[Records about charts and figures]
+++

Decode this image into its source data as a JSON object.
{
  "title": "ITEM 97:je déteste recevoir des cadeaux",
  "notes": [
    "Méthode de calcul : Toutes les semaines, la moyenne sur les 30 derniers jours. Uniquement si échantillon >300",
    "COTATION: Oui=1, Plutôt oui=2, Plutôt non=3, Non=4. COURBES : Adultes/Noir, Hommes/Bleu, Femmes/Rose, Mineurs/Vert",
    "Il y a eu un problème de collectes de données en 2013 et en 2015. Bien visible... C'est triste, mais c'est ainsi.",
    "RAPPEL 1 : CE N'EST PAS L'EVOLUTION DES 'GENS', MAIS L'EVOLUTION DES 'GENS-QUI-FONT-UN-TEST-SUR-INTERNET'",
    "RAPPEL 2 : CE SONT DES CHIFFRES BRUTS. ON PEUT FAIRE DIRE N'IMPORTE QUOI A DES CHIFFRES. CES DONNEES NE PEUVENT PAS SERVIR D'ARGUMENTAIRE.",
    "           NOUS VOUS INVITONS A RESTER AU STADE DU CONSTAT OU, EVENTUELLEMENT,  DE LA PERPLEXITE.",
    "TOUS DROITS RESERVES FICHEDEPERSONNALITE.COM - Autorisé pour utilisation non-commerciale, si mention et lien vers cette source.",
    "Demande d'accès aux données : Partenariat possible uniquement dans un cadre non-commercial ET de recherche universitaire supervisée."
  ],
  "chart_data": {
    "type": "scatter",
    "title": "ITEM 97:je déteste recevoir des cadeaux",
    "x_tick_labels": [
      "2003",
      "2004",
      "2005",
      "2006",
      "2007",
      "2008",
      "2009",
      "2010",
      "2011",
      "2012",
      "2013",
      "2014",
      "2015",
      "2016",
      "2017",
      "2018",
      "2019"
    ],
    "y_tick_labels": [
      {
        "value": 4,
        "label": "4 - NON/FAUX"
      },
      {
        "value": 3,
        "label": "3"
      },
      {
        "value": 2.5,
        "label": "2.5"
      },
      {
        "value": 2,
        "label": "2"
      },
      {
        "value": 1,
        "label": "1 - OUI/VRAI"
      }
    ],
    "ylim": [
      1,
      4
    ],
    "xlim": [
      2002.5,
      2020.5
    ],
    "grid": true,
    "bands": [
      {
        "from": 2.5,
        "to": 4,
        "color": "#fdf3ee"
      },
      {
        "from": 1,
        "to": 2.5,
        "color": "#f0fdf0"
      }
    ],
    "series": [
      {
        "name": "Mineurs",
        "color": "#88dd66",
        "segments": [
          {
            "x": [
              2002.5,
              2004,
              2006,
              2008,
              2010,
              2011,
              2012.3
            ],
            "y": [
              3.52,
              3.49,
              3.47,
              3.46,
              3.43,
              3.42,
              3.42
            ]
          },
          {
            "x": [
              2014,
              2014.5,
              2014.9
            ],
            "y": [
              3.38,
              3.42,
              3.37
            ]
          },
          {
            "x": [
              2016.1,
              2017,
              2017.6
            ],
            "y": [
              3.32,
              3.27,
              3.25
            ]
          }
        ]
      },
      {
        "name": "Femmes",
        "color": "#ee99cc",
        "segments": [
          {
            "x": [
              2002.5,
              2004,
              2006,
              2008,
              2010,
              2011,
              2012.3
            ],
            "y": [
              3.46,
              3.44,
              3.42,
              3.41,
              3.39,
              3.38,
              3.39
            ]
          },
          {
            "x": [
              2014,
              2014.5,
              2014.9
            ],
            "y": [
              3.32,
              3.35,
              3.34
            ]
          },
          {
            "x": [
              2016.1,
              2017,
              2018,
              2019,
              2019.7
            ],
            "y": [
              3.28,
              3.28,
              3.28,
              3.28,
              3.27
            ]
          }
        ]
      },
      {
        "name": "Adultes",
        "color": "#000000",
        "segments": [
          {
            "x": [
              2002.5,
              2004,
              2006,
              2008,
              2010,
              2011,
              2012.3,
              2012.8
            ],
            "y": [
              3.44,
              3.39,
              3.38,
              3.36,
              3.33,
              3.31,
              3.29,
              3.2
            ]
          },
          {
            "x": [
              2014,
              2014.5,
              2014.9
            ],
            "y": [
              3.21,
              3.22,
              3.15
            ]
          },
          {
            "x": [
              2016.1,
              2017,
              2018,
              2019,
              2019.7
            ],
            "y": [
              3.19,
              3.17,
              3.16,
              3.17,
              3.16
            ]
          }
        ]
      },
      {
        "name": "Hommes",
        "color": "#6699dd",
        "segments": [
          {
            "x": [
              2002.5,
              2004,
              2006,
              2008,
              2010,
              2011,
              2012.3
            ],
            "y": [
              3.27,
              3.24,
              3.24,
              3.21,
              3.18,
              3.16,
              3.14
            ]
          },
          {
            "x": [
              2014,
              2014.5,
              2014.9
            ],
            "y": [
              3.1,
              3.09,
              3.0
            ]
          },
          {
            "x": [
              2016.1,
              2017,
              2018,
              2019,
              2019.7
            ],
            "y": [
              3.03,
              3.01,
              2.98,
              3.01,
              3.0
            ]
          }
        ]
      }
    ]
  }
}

+++

__PROMPT__
Give every line of the material again, exactly as it reads.

__OUTPUT__
Decode this image into its source data as a JSON object.
{
  "title": "ITEM 97:je déteste recevoir des cadeaux",
  "notes": [
    "Méthode de calcul : Toutes les semaines, la moyenne sur les 30 derniers jours. Uniquement si échantillon >300",
    "COTATION: Oui=1, Plutôt oui=2, Plutôt non=3, Non=4. COURBES : Adultes/Noir, Hommes/Bleu, Femmes/Rose, Mineurs/Vert",
    "Il y a eu un problème de collectes de données en 2013 et en 2015. Bien visible... C'est triste, mais c'est ainsi.",
    "RAPPEL 1 : CE N'EST PAS L'EVOLUTION DES 'GENS', MAIS L'EVOLUTION DES 'GENS-QUI-FONT-UN-TEST-SUR-INTERNET'",
    "RAPPEL 2 : CE SONT DES CHIFFRES BRUTS. ON PEUT FAIRE DIRE N'IMPORTE QUOI A DES CHIFFRES. CES DONNEES NE PEUVENT PAS SERVIR D'ARGUMENTAIRE.",
    "           NOUS VOUS INVITONS A RESTER AU STADE DU CONSTAT OU, EVENTUELLEMENT,  DE LA PERPLEXITE.",
    "TOUS DROITS RESERVES FICHEDEPERSONNALITE.COM - Autorisé pour utilisation non-commerciale, si mention et lien vers cette source.",
    "Demande d'accès aux données : Partenariat possible uniquement dans un cadre non-commercial ET de recherche universitaire supervisée."
  ],
  "chart_data": {
    "type": "scatter",
    "title": "ITEM 97:je déteste recevoir des cadeaux",
    "x_tick_labels": [
      "2003",
      "2004",
      "2005",
      "2006",
      "2007",
      "2008",
      "2009",
      "2010",
      "2011",
      "2012",
      "2013",
      "2014",
      "2015",
      "2016",
      "2017",
      "2018",
      "2019"
    ],
    "y_tick_labels": [
      {
        "value": 4,
        "label": "4 - NON/FAUX"
      },
      {
        "value": 3,
        "label": "3"
      },
      {
        "value": 2.5,
        "label": "2.5"
      },
      {
        "value": 2,
        "label": "2"
      },
      {
        "value": 1,
        "label": "1 - OUI/VRAI"
      }
    ],
    "ylim": [
      1,
      4
    ],
    "xlim": [
      2002.5,
      2020.5
    ],
    "grid": true,
    "bands": [
      {
        "from": 2.5,
        "to": 4,
        "color": "#fdf3ee"
      },
      {
        "from": 1,
        "to": 2.5,
        "color": "#f0fdf0"
      }
    ],
    "series": [
      {
        "name": "Mineurs",
        "color": "#88dd66",
        "segments": [
          {
            "x": [
              2002.5,
              2004,
              2006,
              2008,
              2010,
              2011,
              2012.3
            ],
            "y": [
              3.52,
              3.49,
              3.47,
              3.46,
              3.43,
              3.42,
              3.42
            ]
          },
          {
            "x": [
              2014,
              2014.5,
              2014.9
            ],
            "y": [
              3.38,
              3.42,
              3.37
            ]
          },
          {
            "x": [
              2016.1,
              2017,
              2017.6
            ],
            "y": [
              3.32,
              3.27,
              3.25
            ]
          }
        ]
      },
      {
        "name": "Femmes",
        "color": "#ee99cc",
        "segments": [
          {
            "x": [
              2002.5,
              2004,
              2006,
              2008,
              2010,
              2011,
              2012.3
            ],
            "y": [
              3.46,
              3.44,
              3.42,
              3.41,
              3.39,
              3.38,
              3.39
            ]
          },
          {
            "x": [
              2014,
              2014.5,
              2014.9
            ],
            "y": [
              3.32,
              3.35,
              3.34
            ]
          },
          {
            "x": [
              2016.1,
              2017,
              2018,
              2019,
              2019.7
            ],
            "y": [
              3.28,
              3.28,
              3.28,
              3.28,
              3.27
            ]
          }
        ]
      },
      {
        "name": "Adultes",
        "color": "#000000",
        "segments": [
          {
            "x": [
              2002.5,
              2004,
              2006,
              2008,
              2010,
              2011,
              2012.3,
              2012.8
            ],
            "y": [
              3.44,
              3.39,
              3.38,
              3.36,
              3.33,
              3.31,
              3.29,
              3.2
            ]
          },
          {
            "x": [
              2014,
              2014.5,
              2014.9
            ],
            "y": [
              3.21,
              3.22,
              3.15
            ]
          },
          {
            "x": [
              2016.1,
              2017,
              2018,
              2019,
              2019.7
            ],
            "y": [
              3.19,
              3.17,
              3.16,
              3.17,
              3.16
            ]
          }
        ]
      },
      {
        "name": "Hommes",
        "color": "#6699dd",
        "segments": [
          {
            "x": [
              2002.5,
              2004,
              2006,
              2008,
              2010,
              2011,
              2012.3
            ],
            "y": [
              3.27,
              3.24,
              3.24,
              3.21,
              3.18,
              3.16,
              3.14
            ]
          },
          {
            "x": [
              2014,
              2014.5,
              2014.9
            ],
            "y": [
              3.1,
              3.09,
              3.0
            ]
          },
          {
            "x": [
              2016.1,
              2017,
              2018,
              2019,
              2019.7
            ],
            "y": [
              3.03,
              3.01,
              2.98,
              3.01,
              3.0
            ]
          }
        ]
      }
    ]
  }
}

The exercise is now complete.